Given instruction >> The complete listing should be restated exactly.

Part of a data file
start
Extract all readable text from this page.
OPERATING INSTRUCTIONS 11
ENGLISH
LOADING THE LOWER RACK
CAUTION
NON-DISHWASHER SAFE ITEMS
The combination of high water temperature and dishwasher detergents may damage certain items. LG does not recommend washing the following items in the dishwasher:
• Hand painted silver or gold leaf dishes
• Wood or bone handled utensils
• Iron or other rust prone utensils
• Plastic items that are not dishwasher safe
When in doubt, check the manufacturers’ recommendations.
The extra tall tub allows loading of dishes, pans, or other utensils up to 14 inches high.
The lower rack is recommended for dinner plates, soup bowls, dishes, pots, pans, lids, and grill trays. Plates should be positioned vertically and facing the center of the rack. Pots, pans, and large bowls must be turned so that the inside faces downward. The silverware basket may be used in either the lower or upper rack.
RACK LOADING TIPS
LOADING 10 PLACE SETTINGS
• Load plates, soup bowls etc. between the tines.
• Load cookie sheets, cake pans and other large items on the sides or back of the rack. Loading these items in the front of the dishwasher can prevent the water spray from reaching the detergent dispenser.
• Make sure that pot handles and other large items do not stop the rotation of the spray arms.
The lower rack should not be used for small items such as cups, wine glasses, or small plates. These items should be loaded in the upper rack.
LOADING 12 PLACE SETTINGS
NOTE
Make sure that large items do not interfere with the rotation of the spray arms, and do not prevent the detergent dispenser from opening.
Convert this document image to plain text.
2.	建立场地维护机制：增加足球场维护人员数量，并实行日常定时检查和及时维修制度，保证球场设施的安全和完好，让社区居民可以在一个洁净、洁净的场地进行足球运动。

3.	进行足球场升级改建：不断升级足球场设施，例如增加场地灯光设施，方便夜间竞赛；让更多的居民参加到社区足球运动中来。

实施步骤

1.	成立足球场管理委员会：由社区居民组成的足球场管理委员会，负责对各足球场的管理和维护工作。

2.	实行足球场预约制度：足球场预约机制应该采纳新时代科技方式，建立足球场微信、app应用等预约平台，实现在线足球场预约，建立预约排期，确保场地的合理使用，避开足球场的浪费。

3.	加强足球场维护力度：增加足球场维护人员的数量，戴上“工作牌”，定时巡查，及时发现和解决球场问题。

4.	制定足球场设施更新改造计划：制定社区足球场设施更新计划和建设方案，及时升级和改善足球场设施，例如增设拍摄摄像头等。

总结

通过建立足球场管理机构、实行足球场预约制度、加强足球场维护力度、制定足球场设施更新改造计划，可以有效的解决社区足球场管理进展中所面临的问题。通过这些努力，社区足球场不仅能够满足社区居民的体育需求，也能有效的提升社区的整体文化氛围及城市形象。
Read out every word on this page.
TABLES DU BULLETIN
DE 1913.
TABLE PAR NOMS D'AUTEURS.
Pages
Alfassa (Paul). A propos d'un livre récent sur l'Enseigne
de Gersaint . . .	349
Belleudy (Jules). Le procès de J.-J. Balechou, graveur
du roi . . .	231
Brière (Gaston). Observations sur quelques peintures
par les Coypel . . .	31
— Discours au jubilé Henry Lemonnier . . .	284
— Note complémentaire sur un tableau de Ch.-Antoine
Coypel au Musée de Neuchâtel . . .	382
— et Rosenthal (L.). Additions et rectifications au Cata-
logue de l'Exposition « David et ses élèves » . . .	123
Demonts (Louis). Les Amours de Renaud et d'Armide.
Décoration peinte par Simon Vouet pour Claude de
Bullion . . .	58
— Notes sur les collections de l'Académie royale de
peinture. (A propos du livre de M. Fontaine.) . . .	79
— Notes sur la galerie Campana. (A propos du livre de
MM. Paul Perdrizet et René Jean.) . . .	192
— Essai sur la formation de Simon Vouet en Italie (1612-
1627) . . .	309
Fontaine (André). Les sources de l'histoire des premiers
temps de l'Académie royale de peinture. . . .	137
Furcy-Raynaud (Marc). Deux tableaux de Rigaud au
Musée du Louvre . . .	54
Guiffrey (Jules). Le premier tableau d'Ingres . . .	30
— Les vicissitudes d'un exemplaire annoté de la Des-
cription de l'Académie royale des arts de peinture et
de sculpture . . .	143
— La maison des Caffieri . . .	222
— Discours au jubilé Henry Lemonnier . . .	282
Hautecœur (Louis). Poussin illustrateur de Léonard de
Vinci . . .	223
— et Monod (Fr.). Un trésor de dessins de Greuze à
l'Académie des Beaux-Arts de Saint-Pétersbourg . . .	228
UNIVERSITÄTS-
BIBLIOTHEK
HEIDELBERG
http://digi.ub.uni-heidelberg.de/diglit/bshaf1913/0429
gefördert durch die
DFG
end
Task output >>
Extract all readable text from this page.
OPERATING INSTRUCTIONS 11
ENGLISH
LOADING THE LOWER RACK
CAUTION
NON-DISHWASHER SAFE ITEMS
The combination of high water temperature and dishwasher detergents may damage certain items. LG does not recommend washing the following items in the dishwasher:
• Hand painted silver or gold leaf dishes
• Wood or bone handled utensils
• Iron or other rust prone utensils
• Plastic items that are not dishwasher safe
When in doubt, check the manufacturers’ recommendations.
The extra tall tub allows loading of dishes, pans, or other utensils up to 14 inches high.
The lower rack is recommended for dinner plates, soup bowls, dishes, pots, pans, lids, and grill trays. Plates should be positioned vertically and facing the center of the rack. Pots, pans, and large bowls must be turned so that the inside faces downward. The silverware basket may be used in either the lower or upper rack.
RACK LOADING TIPS
LOADING 10 PLACE SETTINGS
• Load plates, soup bowls etc. between the tines.
• Load cookie sheets, cake pans and other large items on the sides or back of the rack. Loading these items in the front of the dishwasher can prevent the water spray from reaching the detergent dispenser.
• Make sure that pot handles and other large items do not stop the rotation of the spray arms.
The lower rack should not be used for small items such as cups, wine glasses, or small plates. These items should be loaded in the upper rack.
LOADING 12 PLACE SETTINGS
NOTE
Make sure that large items do not interfere with the rotation of the spray arms, and do not prevent the detergent dispenser from opening.
Convert this document image to plain text.
2.	建立场地维护机制：增加足球场维护人员数量，并实行日常定时检查和及时维修制度，保证球场设施的安全和完好，让社区居民可以在一个洁净、洁净的场地进行足球运动。

3.	进行足球场升级改建：不断升级足球场设施，例如增加场地灯光设施，方便夜间竞赛；让更多的居民参加到社区足球运动中来。

实施步骤

1.	成立足球场管理委员会：由社区居民组成的足球场管理委员会，负责对各足球场的管理和维护工作。

2.	实行足球场预约制度：足球场预约机制应该采纳新时代科技方式，建立足球场微信、app应用等预约平台，实现在线足球场预约，建立预约排期，确保场地的合理使用，避开足球场的浪费。

3.	加强足球场维护力度：增加足球场维护人员的数量，戴上“工作牌”，定时巡查，及时发现和解决球场问题。

4.	制定足球场设施更新改造计划：制定社区足球场设施更新计划和建设方案，及时升级和改善足球场设施，例如增设拍摄摄像头等。

总结

通过建立足球场管理机构、实行足球场预约制度、加强足球场维护力度、制定足球场设施更新改造计划，可以有效的解决社区足球场管理进展中所面临的问题。通过这些努力，社区足球场不仅能够满足社区居民的体育需求，也能有效的提升社区的整体文化氛围及城市形象。
Read out every word on this page.
TABLES DU BULLETIN
DE 1913.
TABLE PAR NOMS D'AUTEURS.
Pages
Alfassa (Paul). A propos d'un livre récent sur l'Enseigne
de Gersaint . . .	349
Belleudy (Jules). Le procès de J.-J. Balechou, graveur
du roi . . .	231
Brière (Gaston). Observations sur quelques peintures
par les Coypel . . .	31
— Discours au jubilé Henry Lemonnier . . .	284
— Note complémentaire sur un tableau de Ch.-Antoine
Coypel au Musée de Neuchâtel . . .	382
— et Rosenthal (L.). Additions et rectifications au Cata-
logue de l'Exposition « David et ses élèves » . . .	123
Demonts (Louis). Les Amours de Renaud et d'Armide.
Décoration peinte par Simon Vouet pour Claude de
Bullion . . .	58
— Notes sur les collections de l'Académie royale de
peinture. (A propos du livre de M. Fontaine.) . . .	79
— Notes sur la galerie Campana. (A propos du livre de
MM. Paul Perdrizet et René Jean.) . . .	192
— Essai sur la formation de Simon Vouet en Italie (1612-
1627) . . .	309
Fontaine (André). Les sources de l'histoire des premiers
temps de l'Académie royale de peinture. . . .	137
Furcy-Raynaud (Marc). Deux tableaux de Rigaud au
Musée du Louvre . . .	54
Guiffrey (Jules). Le premier tableau d'Ingres . . .	30
— Les vicissitudes d'un exemplaire annoté de la Des-
cription de l'Académie royale des arts de peinture et
de sculpture . . .	143
— La maison des Caffieri . . .	222
— Discours au jubilé Henry Lemonnier . . .	282
Hautecœur (Louis). Poussin illustrateur de Léonard de
Vinci . . .	223
— et Monod (Fr.). Un trésor de dessins de Greuze à
l'Académie des Beaux-Arts de Saint-Pétersbourg . . .	228
UNIVERSITÄTS-
BIBLIOTHEK
HEIDELBERG
http://digi.ub.uni-heidelberg.de/diglit/bshaf1913/0429
gefördert durch die
DFG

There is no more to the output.